(Records excerpted from a collection)
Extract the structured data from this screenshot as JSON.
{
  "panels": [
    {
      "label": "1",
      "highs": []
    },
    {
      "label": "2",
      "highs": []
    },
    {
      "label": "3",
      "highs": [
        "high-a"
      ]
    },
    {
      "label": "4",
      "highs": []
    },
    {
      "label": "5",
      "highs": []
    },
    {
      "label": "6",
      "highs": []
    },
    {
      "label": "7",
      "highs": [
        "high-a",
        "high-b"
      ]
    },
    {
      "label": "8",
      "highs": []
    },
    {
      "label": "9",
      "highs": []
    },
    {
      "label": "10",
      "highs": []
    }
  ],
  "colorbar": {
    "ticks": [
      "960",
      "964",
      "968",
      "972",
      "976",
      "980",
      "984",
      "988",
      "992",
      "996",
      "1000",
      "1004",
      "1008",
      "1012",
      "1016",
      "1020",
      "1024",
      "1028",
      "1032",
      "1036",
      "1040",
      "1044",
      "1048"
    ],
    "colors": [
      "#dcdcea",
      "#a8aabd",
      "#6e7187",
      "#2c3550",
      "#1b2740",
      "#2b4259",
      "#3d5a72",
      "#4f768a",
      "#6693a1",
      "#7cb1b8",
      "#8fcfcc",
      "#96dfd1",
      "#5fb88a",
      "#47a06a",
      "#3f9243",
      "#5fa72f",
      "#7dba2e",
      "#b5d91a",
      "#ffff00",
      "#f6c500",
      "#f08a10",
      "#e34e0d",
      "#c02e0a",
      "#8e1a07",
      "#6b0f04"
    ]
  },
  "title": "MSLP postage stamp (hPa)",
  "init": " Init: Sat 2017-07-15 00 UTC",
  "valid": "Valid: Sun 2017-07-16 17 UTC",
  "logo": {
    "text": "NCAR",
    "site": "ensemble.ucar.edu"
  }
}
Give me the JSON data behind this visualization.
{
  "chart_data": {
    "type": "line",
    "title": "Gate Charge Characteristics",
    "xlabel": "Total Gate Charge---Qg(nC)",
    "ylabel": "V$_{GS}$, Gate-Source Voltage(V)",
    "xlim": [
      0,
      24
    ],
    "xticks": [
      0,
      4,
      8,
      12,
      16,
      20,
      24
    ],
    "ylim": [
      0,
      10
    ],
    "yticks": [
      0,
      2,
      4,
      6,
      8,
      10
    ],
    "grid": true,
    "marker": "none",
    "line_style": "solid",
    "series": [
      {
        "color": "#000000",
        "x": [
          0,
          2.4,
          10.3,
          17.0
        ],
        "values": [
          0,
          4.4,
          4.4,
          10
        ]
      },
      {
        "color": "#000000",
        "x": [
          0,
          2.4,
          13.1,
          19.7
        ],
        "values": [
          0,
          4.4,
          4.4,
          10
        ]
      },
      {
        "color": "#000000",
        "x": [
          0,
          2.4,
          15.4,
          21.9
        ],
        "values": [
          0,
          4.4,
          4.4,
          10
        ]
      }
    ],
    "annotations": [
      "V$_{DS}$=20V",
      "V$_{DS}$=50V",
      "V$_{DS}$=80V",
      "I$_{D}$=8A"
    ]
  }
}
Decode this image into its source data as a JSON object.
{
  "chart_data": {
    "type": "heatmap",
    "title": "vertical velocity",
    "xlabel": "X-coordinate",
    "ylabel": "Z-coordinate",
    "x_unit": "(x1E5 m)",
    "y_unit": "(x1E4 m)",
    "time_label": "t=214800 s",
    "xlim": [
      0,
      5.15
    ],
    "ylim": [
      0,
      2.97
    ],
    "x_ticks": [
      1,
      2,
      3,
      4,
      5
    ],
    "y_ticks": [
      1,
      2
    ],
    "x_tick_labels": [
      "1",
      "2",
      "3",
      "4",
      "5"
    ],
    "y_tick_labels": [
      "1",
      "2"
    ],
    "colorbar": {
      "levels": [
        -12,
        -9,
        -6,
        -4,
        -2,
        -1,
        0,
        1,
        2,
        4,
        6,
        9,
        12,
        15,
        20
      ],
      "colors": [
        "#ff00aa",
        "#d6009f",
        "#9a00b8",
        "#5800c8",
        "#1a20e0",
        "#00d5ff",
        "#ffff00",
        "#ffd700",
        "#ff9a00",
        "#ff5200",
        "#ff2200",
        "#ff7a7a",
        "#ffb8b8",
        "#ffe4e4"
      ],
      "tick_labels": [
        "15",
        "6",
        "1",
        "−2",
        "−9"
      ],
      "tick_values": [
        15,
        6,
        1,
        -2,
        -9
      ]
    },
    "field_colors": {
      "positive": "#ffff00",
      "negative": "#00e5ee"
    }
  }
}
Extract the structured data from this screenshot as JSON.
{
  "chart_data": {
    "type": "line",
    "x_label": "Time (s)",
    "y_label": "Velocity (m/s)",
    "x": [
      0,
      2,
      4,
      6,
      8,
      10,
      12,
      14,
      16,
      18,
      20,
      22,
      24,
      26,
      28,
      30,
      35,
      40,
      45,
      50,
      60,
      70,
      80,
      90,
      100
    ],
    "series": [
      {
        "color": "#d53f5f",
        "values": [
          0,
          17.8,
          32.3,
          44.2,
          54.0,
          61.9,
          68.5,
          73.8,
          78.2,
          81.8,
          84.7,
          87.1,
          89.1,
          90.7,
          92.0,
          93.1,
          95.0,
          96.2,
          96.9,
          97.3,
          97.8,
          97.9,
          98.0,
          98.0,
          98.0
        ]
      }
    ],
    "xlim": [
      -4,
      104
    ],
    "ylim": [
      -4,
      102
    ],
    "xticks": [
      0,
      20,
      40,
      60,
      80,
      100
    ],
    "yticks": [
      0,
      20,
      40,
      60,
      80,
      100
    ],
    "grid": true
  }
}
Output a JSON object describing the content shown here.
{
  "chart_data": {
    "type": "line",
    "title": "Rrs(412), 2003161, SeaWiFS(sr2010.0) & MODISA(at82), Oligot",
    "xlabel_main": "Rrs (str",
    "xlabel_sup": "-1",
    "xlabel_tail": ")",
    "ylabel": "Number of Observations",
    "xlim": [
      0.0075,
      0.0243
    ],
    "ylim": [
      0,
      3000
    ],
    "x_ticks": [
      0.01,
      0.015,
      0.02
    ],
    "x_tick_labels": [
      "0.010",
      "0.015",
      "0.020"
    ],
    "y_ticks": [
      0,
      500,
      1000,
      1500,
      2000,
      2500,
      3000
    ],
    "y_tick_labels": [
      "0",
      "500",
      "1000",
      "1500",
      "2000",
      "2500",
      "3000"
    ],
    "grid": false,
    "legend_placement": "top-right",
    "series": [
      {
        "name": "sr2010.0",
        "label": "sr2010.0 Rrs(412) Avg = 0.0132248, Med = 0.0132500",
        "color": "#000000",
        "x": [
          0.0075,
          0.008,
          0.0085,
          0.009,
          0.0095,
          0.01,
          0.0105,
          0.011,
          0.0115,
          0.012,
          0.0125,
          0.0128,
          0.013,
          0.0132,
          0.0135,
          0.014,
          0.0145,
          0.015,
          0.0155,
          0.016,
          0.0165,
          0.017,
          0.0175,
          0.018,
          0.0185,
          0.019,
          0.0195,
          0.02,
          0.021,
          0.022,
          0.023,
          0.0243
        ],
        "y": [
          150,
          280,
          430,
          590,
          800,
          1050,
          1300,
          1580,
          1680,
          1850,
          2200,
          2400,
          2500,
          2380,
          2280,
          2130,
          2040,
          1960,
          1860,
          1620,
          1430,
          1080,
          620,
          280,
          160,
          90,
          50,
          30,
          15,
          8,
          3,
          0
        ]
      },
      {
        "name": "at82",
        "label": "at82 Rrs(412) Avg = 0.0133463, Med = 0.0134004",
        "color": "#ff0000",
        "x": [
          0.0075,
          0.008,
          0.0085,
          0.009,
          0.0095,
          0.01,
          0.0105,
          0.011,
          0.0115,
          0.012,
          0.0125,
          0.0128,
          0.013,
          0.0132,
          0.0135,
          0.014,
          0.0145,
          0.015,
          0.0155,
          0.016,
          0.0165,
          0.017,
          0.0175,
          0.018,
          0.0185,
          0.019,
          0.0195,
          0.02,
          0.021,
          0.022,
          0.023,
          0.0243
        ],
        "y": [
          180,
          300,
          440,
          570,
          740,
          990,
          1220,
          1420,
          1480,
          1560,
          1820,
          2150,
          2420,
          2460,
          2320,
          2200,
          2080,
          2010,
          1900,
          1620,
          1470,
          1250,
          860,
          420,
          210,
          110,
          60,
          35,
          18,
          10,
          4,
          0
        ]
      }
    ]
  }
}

▶ [WHAT YOU NEED TO DO]
Locate all lines that include the word "this" and copy them out.

▶ [SOLUTION]
Extract the structured data from this screenshot as JSON.
Give me the JSON data behind this visualization.
Decode this image into its source data as a JSON object.
Extract the structured data from this screenshot as JSON.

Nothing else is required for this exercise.